What needs to be done =
Print every record below exactly as written.

---------- Provided data ----------

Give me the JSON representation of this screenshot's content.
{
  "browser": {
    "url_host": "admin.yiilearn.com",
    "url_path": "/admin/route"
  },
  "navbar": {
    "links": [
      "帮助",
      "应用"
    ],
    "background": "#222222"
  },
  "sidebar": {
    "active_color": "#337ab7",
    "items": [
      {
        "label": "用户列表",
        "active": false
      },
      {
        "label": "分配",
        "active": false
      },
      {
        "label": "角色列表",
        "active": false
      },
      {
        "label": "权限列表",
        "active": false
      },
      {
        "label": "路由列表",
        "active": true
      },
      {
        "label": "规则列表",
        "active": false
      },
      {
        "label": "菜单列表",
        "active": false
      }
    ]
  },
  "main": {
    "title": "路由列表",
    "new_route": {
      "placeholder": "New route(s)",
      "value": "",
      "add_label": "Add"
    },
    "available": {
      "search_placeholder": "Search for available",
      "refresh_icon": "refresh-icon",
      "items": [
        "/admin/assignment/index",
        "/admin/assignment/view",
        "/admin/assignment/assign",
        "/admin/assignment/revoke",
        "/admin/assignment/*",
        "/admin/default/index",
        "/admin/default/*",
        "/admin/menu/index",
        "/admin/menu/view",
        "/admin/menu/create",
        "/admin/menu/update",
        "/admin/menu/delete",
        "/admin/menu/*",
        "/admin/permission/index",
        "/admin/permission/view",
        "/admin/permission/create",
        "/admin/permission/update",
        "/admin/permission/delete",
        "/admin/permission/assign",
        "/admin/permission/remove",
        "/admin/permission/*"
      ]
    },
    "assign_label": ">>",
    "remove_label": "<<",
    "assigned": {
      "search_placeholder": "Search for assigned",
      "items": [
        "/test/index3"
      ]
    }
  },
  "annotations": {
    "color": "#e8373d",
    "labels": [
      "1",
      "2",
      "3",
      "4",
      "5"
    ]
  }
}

----------

Correct response =
Give me the JSON representation of this screenshot's content.
{
  "browser": {
    "url_host": "admin.yiilearn.com",
    "url_path": "/admin/route"
  },
  "navbar": {
    "links": [
      "帮助",
      "应用"
    ],
    "background": "#222222"
  },
  "sidebar": {
    "active_color": "#337ab7",
    "items": [
      {
        "label": "用户列表",
        "active": false
      },
      {
        "label": "分配",
        "active": false
      },
      {
        "label": "角色列表",
        "active": false
      },
      {
        "label": "权限列表",
        "active": false
      },
      {
        "label": "路由列表",
        "active": true
      },
      {
        "label": "规则列表",
        "active": false
      },
      {
        "label": "菜单列表",
        "active": false
      }
    ]
  },
  "main": {
    "title": "路由列表",
    "new_route": {
      "placeholder": "New route(s)",
      "value": "",
      "add_label": "Add"
    },
    "available": {
      "search_placeholder": "Search for available",
      "refresh_icon": "refresh-icon",
      "items": [
        "/admin/assignment/index",
        "/admin/assignment/view",
        "/admin/assignment/assign",
        "/admin/assignment/revoke",
        "/admin/assignment/*",
        "/admin/default/index",
        "/admin/default/*",
        "/admin/menu/index",
        "/admin/menu/view",
        "/admin/menu/create",
        "/admin/menu/update",
        "/admin/menu/delete",
        "/admin/menu/*",
        "/admin/permission/index",
        "/admin/permission/view",
        "/admin/permission/create",
        "/admin/permission/update",
        "/admin/permission/delete",
        "/admin/permission/assign",
        "/admin/permission/remove",
        "/admin/permission/*"
      ]
    },
    "assign_label": ">>",
    "remove_label": "<<",
    "assigned": {
      "search_placeholder": "Search for assigned",
      "items": [
        "/test/index3"
      ]
    }
  },
  "annotations": {
    "color": "#e8373d",
    "labels": [
      "1",
      "2",
      "3",
      "4",
      "5"
    ]
  }
}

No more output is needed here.